ENTRIES SUPPLIED:
####################
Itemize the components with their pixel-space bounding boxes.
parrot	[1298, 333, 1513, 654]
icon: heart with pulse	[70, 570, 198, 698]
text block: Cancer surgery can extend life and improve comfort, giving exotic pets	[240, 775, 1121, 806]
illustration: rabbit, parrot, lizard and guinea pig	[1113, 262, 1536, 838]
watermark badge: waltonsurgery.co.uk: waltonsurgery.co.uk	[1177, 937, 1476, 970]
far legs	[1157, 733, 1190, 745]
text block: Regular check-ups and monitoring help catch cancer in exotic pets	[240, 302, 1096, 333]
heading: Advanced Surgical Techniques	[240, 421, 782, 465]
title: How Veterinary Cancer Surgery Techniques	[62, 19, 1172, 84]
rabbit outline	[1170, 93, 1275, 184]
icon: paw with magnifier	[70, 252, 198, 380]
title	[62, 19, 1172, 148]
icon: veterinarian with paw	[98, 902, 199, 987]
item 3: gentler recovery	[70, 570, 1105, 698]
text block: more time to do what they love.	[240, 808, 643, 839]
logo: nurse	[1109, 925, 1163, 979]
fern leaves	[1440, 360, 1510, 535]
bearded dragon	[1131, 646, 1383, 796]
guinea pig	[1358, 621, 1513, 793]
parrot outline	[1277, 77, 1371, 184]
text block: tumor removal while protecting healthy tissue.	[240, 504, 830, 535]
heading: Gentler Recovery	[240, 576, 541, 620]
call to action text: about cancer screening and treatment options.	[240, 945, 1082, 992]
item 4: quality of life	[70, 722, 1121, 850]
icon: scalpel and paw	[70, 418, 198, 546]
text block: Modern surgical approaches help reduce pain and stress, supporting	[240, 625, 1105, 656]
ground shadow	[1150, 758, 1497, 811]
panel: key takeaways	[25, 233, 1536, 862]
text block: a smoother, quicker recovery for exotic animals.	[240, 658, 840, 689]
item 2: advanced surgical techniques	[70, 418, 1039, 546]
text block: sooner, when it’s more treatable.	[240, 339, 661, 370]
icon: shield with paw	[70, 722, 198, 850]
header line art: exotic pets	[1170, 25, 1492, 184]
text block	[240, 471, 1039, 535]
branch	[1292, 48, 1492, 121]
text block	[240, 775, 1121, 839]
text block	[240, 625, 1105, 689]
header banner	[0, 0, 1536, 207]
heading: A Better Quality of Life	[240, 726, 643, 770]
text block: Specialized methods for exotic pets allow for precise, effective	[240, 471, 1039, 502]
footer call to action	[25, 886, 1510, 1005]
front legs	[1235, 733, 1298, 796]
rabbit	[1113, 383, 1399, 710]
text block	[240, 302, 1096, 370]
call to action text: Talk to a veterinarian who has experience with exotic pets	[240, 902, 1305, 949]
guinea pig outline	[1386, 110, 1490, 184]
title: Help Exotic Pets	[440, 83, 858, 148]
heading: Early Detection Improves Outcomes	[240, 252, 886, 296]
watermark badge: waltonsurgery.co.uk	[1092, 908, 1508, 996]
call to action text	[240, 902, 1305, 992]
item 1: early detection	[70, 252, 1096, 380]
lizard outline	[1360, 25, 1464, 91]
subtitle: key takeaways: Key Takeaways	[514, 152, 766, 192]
####################
WHAT IS REQUIRED: Figure out the number of lines above in which the string "heading" appears. Only the number should be given.

RESULT: 4